» **STATED EXERCISE**
Find the word "当使用用户名" in the listing; pull out each line holding it.

» **TASK INPUTS**
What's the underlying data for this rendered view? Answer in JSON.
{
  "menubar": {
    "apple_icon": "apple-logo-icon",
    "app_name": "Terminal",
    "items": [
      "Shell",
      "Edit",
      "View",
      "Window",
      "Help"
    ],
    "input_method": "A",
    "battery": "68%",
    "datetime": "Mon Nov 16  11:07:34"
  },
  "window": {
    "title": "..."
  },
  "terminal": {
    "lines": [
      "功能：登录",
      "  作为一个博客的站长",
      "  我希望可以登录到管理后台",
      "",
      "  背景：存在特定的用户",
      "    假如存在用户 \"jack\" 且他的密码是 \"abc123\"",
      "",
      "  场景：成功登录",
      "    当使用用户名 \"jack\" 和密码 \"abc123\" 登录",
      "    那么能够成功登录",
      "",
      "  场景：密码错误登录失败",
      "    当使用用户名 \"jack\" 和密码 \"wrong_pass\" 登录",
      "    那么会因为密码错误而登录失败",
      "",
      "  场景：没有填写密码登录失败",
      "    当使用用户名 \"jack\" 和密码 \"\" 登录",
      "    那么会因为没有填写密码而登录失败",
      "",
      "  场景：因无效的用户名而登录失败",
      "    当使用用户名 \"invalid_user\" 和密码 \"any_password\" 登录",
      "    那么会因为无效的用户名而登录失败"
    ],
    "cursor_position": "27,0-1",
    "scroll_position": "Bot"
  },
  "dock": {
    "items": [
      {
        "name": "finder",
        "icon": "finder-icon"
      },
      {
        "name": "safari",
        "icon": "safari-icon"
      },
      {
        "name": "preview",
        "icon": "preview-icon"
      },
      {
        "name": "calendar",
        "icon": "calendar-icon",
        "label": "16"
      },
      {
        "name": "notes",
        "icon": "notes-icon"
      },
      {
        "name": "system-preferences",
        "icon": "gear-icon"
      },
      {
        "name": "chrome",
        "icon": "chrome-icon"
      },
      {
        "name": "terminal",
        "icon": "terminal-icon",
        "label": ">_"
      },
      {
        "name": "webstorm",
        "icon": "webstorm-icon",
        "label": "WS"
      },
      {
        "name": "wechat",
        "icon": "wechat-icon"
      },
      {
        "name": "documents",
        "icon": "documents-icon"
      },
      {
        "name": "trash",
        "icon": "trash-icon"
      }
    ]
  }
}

» **THE COMPLETED TASK**
      "    当使用用户名 \"jack\" 和密码 \"abc123\" 登录",
      "    当使用用户名 \"jack\" 和密码 \"wrong_pass\" 登录",
      "    当使用用户名 \"jack\" 和密码 \"\" 登录",
      "    当使用用户名 \"invalid_user\" 和密码 \"any_password\" 登录",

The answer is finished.